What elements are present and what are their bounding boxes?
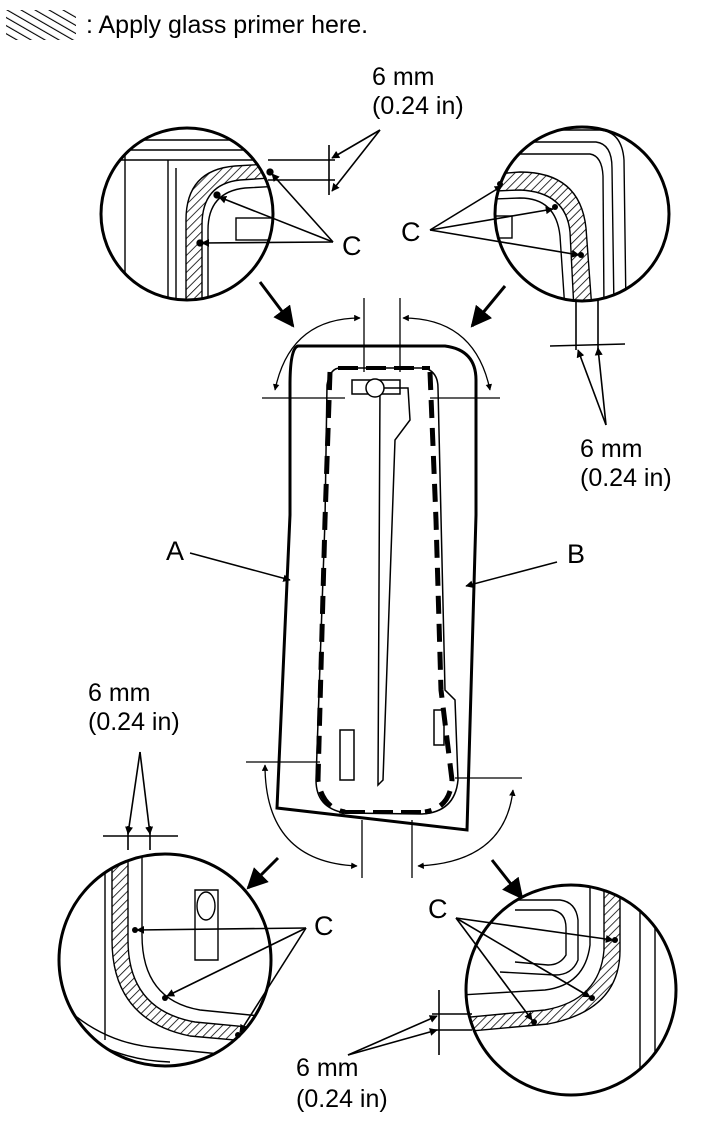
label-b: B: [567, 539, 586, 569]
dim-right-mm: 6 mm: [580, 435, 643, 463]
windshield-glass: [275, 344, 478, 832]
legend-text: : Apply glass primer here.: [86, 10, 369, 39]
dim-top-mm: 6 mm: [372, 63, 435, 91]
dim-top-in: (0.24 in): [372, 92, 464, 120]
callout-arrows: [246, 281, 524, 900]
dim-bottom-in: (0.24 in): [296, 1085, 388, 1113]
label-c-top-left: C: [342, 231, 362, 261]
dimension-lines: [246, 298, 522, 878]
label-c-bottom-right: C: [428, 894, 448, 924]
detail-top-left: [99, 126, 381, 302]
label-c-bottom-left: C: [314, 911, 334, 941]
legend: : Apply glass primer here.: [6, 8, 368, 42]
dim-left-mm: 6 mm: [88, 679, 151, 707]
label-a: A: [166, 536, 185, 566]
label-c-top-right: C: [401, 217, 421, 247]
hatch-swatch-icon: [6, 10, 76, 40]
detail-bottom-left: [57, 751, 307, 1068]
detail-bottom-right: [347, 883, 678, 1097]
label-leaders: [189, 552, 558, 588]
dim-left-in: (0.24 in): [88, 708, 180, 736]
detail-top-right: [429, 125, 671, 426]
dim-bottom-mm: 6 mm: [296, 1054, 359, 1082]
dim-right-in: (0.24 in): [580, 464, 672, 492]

--

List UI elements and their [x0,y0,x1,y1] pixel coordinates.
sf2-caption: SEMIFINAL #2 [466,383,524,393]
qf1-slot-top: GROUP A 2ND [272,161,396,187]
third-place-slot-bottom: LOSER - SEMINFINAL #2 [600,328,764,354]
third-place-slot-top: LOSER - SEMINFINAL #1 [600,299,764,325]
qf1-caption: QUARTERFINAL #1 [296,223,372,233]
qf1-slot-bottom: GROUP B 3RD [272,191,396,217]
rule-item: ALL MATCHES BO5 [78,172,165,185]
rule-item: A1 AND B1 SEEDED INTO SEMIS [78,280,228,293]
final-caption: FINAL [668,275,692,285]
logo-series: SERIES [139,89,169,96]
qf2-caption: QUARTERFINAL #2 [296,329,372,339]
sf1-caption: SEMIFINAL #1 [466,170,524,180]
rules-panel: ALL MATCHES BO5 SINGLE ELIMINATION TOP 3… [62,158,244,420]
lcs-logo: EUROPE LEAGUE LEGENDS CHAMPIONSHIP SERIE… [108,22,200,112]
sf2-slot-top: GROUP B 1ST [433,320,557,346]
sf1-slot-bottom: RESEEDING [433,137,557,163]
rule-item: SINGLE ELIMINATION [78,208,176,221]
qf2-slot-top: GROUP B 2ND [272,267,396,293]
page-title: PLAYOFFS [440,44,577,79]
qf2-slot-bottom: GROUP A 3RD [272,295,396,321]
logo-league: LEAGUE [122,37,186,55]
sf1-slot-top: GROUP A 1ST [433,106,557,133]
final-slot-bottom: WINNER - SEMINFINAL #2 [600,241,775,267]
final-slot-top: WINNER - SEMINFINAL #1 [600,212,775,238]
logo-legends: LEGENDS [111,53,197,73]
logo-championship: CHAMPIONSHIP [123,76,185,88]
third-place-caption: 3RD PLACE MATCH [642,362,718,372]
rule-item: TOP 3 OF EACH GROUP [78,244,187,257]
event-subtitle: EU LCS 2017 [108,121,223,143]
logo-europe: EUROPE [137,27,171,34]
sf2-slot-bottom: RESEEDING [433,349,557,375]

==

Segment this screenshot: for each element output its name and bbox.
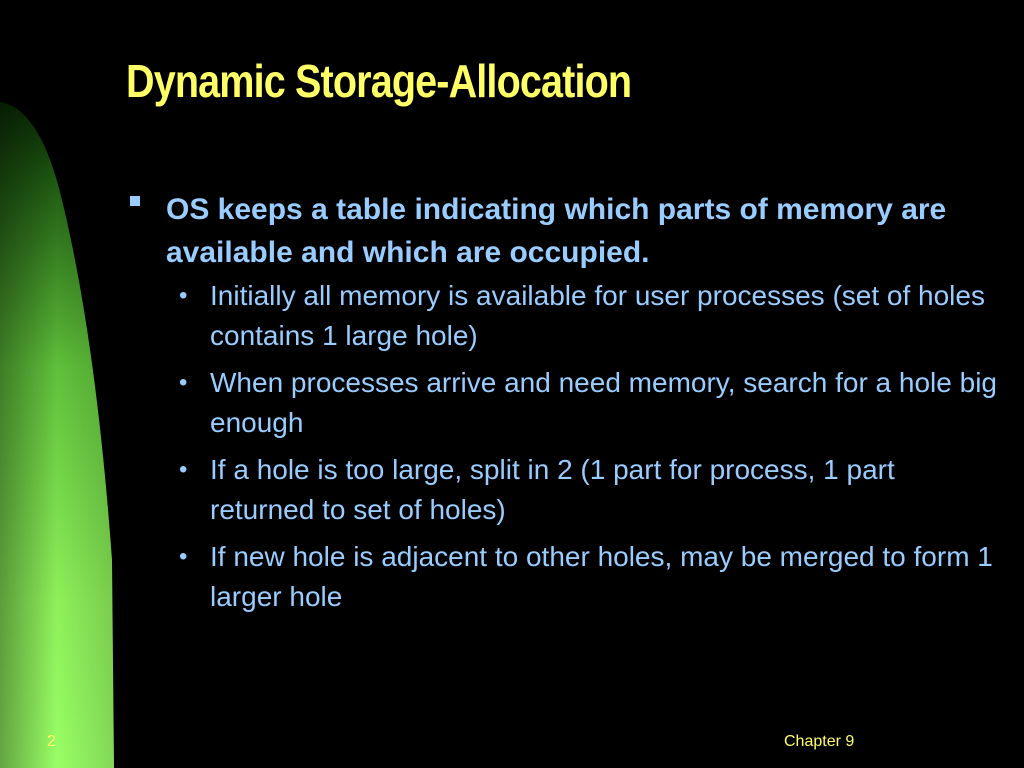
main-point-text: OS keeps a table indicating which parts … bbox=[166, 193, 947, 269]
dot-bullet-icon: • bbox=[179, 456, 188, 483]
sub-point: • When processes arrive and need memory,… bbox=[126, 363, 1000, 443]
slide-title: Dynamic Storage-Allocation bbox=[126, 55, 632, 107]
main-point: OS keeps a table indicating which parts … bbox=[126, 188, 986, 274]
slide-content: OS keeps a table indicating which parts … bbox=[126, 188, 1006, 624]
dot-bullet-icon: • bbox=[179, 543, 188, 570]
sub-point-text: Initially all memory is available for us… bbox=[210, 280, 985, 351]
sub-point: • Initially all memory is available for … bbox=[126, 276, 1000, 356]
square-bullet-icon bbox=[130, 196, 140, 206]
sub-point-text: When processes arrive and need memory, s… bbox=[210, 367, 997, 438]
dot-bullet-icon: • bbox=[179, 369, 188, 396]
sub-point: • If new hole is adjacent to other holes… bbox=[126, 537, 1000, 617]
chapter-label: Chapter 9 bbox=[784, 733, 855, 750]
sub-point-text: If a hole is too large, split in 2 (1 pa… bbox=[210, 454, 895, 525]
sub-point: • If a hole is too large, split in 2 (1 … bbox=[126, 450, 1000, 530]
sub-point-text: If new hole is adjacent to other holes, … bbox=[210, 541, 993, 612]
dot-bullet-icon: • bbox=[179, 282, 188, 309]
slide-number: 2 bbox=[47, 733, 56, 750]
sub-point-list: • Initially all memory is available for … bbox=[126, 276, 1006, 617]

[The request]:
Locate each line in the records above that contains the word "parts", and copy every such line in full.

[Full answer]:
main-point-text: OS keeps a table indicating which parts … bbox=[166, 193, 947, 269]
main-point: OS keeps a table indicating which parts … bbox=[126, 188, 986, 274]
slide-content: OS keeps a table indicating which parts … bbox=[126, 188, 1006, 624]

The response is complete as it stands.